> _WHAT THE TASK REQUIRES_: Copy out every line in the entries below that includes "data".

━━━━

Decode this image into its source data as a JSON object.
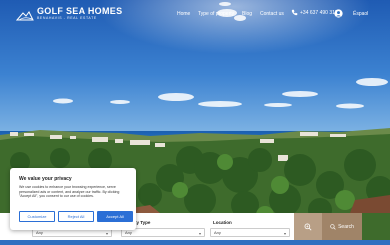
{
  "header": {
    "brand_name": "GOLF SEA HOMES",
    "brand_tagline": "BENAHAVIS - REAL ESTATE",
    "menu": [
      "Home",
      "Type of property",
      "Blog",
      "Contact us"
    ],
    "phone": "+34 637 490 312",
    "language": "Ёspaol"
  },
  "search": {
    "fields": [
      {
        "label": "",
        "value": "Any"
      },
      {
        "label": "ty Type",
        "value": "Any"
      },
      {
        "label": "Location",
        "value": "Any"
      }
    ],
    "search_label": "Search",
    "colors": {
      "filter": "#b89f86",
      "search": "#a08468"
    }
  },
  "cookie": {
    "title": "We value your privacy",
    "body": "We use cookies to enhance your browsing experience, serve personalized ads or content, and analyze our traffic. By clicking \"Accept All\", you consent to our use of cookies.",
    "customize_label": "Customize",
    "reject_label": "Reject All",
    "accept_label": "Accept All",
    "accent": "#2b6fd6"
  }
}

━━━━

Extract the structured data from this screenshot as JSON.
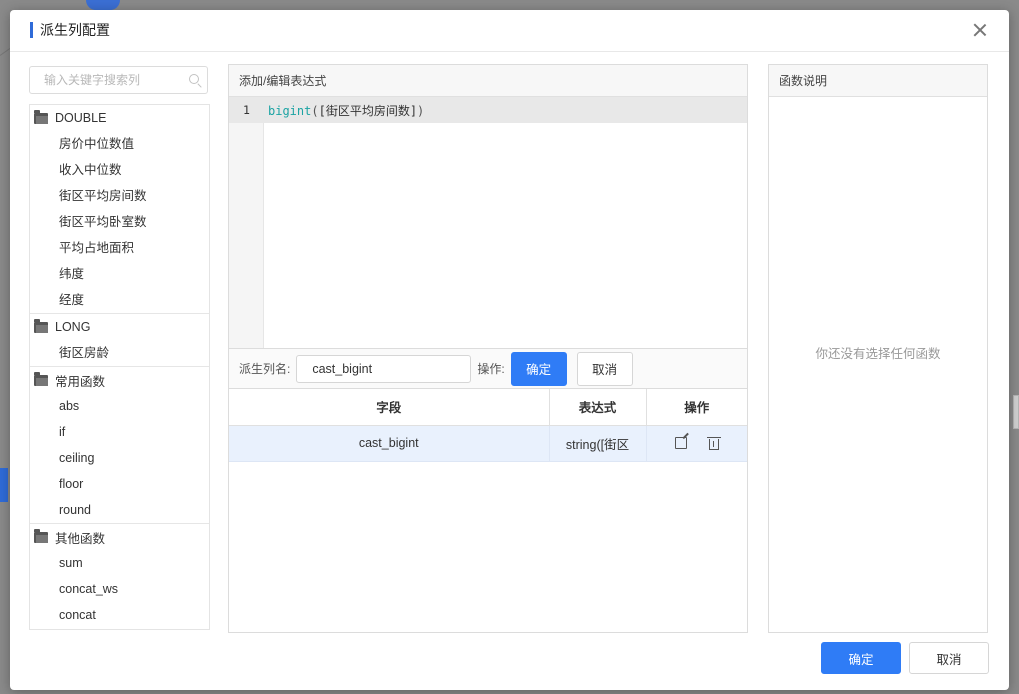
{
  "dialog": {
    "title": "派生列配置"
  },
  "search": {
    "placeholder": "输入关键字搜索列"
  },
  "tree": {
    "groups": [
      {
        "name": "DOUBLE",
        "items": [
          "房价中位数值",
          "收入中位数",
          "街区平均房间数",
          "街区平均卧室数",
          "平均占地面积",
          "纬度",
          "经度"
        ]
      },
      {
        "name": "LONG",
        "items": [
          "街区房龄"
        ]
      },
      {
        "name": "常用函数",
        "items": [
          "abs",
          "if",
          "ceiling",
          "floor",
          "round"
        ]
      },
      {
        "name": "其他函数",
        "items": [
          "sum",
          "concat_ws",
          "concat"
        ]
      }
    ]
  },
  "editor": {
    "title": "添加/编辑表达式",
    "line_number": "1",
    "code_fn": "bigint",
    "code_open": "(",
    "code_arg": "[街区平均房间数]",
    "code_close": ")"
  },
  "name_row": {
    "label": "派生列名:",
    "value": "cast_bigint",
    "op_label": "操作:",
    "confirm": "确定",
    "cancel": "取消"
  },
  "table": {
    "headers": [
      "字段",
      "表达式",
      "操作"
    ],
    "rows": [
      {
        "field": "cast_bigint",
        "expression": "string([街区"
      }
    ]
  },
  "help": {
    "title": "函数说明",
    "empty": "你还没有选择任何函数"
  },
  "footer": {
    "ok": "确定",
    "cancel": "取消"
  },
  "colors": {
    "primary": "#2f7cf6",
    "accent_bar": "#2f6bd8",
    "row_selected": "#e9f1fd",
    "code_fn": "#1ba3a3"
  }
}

━━━━

> _FINISHED ANSWER_:
Decode this image into its source data as a JSON object.
Extract the structured data from this screenshot as JSON.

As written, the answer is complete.